◆ **Task description**:
Leave out the pictures and copy everything else below exactly.

◆ **Raw records**:
::::::::::

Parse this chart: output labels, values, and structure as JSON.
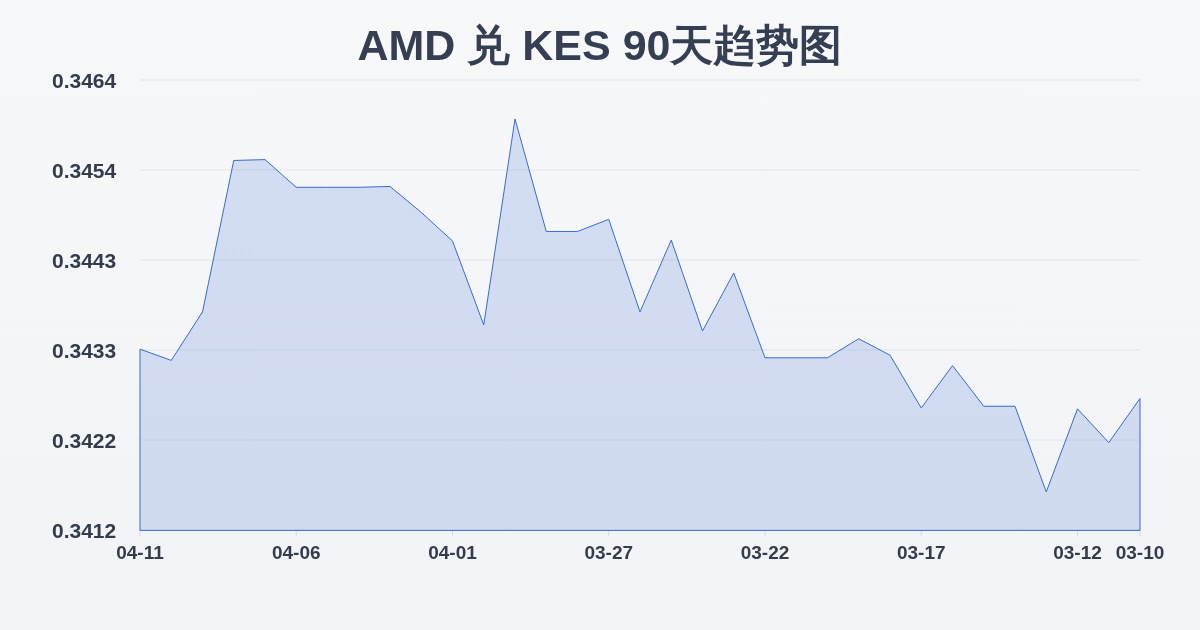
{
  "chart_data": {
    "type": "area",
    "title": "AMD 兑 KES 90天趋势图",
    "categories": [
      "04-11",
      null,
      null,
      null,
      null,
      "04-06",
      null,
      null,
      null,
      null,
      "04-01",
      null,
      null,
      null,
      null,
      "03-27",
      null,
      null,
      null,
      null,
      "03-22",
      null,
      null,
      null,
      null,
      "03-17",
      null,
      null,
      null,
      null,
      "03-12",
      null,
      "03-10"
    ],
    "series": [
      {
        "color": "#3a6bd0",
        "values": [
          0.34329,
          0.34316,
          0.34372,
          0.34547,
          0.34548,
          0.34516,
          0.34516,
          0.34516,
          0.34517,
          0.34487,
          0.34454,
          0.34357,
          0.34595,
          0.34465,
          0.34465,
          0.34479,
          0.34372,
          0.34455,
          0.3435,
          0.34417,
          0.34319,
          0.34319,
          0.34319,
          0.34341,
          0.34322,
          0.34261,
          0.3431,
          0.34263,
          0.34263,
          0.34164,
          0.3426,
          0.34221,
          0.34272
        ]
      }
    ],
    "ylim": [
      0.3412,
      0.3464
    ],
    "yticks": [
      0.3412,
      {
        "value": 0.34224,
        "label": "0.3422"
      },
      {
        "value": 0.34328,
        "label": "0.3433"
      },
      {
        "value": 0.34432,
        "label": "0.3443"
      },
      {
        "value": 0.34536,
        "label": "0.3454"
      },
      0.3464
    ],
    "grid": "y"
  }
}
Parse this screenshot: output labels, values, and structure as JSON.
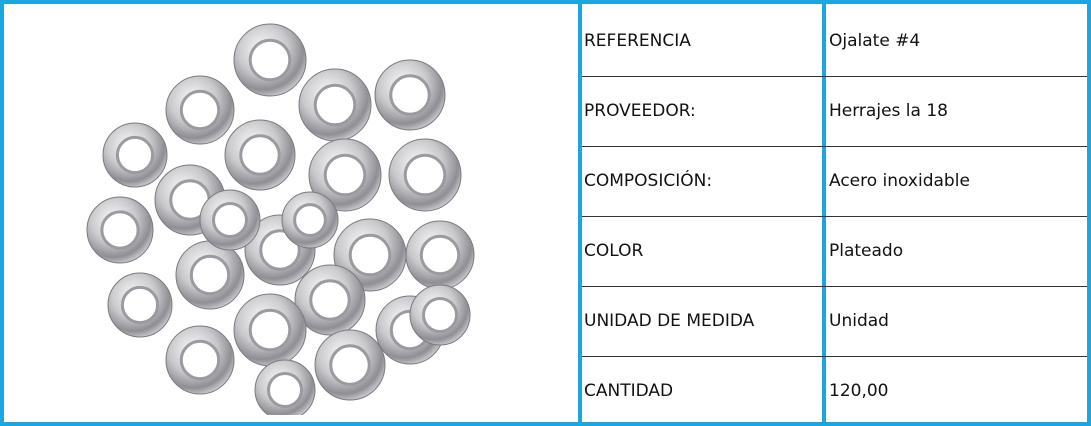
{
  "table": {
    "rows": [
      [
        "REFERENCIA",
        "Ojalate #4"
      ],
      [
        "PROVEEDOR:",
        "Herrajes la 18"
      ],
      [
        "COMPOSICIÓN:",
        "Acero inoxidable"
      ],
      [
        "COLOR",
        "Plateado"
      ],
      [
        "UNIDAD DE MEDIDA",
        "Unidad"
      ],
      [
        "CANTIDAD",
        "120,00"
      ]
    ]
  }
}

::::::::::

◆ **Answer to the problem**:
Parse this chart: output labels, values, and structure as JSON.
{
  "chart_data": {
    "type": "area",
    "title": "AMD 兑 KES 90天趋势图",
    "categories": [
      "04-11",
      null,
      null,
      null,
      null,
      "04-06",
      null,
      null,
      null,
      null,
      "04-01",
      null,
      null,
      null,
      null,
      "03-27",
      null,
      null,
      null,
      null,
      "03-22",
      null,
      null,
      null,
      null,
      "03-17",
      null,
      null,
      null,
      null,
      "03-12",
      null,
      "03-10"
    ],
    "series": [
      {
        "color": "#3a6bd0",
        "values": [
          0.34329,
          0.34316,
          0.34372,
          0.34547,
          0.34548,
          0.34516,
          0.34516,
          0.34516,
          0.34517,
          0.34487,
          0.34454,
          0.34357,
          0.34595,
          0.34465,
          0.34465,
          0.34479,
          0.34372,
          0.34455,
          0.3435,
          0.34417,
          0.34319,
          0.34319,
          0.34319,
          0.34341,
          0.34322,
          0.34261,
          0.3431,
          0.34263,
          0.34263,
          0.34164,
          0.3426,
          0.34221,
          0.34272
        ]
      }
    ],
    "ylim": [
      0.3412,
      0.3464
    ],
    "yticks": [
      0.3412,
      {
        "value": 0.34224,
        "label": "0.3422"
      },
      {
        "value": 0.34328,
        "label": "0.3433"
      },
      {
        "value": 0.34432,
        "label": "0.3443"
      },
      {
        "value": 0.34536,
        "label": "0.3454"
      },
      0.3464
    ],
    "grid": "y"
  }
}
Parse this screenshot: output labels, values, and structure as JSON.
{
  "table": {
    "rows": [
      [
        "REFERENCIA",
        "Ojalate #4"
      ],
      [
        "PROVEEDOR:",
        "Herrajes la 18"
      ],
      [
        "COMPOSICIÓN:",
        "Acero inoxidable"
      ],
      [
        "COLOR",
        "Plateado"
      ],
      [
        "UNIDAD DE MEDIDA",
        "Unidad"
      ],
      [
        "CANTIDAD",
        "120,00"
      ]
    ]
  }
}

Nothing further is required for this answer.